What to produce — Check each line for the string "this" and give only the count of lines that have it.

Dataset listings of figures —

* Begin *

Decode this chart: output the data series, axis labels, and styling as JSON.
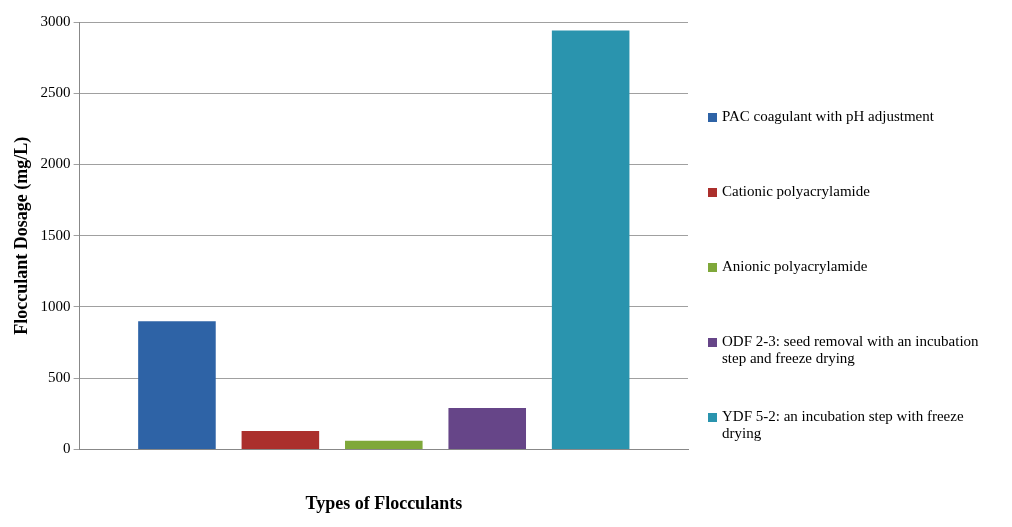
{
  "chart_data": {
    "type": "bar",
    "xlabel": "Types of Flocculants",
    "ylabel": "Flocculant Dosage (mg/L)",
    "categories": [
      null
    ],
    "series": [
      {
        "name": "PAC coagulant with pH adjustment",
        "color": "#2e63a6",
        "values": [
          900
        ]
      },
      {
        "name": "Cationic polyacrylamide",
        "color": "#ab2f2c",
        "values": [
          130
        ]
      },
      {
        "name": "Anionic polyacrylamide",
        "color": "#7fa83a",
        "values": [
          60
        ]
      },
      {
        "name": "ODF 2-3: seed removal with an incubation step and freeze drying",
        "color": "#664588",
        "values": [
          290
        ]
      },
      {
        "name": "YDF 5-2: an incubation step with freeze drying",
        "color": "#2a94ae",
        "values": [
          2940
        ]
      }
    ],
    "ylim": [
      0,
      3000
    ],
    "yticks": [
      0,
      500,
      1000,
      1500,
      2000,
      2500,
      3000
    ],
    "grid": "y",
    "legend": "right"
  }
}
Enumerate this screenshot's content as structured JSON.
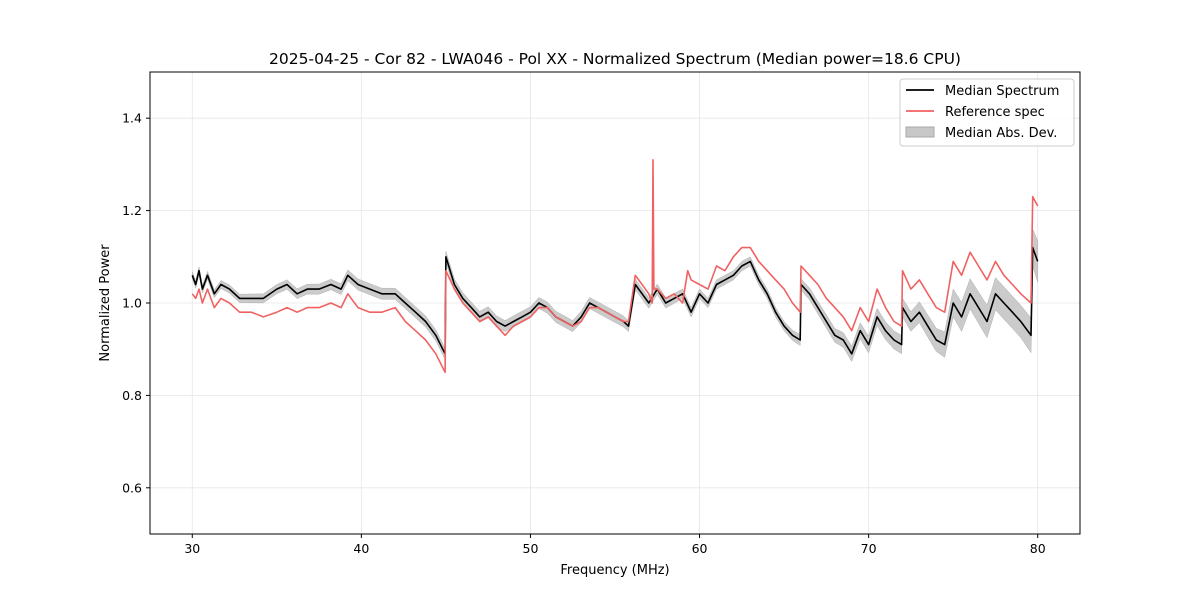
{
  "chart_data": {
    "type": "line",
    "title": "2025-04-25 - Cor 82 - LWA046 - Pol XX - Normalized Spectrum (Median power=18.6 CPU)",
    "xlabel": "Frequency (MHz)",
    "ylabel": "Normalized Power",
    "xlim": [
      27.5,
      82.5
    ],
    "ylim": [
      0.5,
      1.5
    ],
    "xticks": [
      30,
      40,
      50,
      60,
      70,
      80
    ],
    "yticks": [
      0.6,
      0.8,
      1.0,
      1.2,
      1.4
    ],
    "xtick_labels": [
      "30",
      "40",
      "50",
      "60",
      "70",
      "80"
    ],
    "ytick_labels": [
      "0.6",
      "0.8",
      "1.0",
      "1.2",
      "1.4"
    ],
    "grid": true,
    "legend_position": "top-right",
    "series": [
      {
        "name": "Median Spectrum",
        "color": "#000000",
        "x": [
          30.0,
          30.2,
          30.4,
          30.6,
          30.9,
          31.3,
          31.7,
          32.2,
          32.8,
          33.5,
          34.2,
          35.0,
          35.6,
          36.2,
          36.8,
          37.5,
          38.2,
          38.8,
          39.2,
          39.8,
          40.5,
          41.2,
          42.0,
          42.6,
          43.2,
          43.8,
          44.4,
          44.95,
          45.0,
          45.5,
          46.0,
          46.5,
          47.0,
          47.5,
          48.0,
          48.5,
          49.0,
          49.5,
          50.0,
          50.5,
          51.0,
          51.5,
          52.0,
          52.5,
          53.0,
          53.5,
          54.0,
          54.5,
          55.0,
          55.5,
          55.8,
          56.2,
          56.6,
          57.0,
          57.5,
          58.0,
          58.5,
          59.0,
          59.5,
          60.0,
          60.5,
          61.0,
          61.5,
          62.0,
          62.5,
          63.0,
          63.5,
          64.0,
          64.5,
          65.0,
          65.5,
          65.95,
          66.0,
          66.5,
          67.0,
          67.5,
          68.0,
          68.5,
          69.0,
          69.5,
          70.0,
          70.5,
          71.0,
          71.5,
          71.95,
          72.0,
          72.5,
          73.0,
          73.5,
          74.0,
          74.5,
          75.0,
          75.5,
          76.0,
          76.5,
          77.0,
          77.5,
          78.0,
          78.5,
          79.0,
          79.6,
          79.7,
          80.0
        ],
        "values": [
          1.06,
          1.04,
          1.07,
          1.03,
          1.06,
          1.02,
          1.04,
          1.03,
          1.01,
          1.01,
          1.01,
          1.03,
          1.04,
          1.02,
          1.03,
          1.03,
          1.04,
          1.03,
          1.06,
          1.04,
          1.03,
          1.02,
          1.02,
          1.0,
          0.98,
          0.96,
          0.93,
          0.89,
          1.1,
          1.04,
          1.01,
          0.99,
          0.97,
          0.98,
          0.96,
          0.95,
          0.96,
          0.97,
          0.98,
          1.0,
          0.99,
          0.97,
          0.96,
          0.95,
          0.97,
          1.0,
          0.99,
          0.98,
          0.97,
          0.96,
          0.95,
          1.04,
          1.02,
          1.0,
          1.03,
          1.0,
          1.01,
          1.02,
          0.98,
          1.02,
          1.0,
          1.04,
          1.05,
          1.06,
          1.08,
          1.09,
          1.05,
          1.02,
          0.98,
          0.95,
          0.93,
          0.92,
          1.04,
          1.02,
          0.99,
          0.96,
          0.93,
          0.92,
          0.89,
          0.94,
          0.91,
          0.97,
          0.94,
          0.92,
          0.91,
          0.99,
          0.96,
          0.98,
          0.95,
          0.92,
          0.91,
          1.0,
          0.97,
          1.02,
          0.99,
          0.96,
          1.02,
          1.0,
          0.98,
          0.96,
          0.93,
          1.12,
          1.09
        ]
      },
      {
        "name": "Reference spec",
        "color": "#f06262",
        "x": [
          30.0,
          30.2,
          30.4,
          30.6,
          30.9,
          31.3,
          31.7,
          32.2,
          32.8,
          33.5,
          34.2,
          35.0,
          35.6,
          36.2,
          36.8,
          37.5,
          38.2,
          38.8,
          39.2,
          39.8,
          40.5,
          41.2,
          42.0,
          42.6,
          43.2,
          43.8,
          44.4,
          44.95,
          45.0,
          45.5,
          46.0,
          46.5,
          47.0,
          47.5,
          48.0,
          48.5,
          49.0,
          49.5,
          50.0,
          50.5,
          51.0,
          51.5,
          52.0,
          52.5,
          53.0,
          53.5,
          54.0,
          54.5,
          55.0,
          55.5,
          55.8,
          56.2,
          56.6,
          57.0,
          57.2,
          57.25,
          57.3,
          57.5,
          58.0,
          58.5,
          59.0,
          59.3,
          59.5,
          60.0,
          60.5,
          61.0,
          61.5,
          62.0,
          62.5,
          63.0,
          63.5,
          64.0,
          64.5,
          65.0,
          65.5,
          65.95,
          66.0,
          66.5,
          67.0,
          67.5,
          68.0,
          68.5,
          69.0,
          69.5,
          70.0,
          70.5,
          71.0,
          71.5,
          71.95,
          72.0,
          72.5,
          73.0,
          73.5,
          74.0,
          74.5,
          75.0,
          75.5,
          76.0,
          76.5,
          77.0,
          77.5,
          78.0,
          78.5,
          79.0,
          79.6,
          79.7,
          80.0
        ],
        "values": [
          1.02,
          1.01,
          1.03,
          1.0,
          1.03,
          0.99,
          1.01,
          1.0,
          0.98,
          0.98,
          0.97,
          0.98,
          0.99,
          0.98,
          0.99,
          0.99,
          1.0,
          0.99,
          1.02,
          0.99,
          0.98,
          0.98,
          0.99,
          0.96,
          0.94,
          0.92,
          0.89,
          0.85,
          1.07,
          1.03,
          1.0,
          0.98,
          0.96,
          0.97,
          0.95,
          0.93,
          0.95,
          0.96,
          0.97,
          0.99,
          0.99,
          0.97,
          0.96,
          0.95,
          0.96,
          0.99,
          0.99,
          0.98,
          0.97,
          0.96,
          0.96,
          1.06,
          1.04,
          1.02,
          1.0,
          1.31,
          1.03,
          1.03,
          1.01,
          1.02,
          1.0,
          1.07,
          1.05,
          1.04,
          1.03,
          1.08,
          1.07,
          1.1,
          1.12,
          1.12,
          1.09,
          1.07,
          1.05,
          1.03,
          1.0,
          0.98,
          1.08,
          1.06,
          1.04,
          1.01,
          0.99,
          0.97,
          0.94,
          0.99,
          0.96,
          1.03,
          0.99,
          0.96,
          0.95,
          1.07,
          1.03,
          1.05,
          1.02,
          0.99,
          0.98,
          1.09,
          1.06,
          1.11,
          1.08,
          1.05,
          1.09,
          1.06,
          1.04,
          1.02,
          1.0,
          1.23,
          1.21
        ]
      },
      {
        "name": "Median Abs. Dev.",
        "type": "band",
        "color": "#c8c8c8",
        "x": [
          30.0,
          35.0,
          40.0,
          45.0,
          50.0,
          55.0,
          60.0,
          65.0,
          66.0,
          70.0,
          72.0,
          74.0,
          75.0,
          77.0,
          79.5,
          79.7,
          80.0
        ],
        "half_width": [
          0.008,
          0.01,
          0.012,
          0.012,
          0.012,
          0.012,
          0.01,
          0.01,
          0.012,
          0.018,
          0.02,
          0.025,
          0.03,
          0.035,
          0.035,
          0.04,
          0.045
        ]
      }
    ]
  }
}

* End *

Result — 2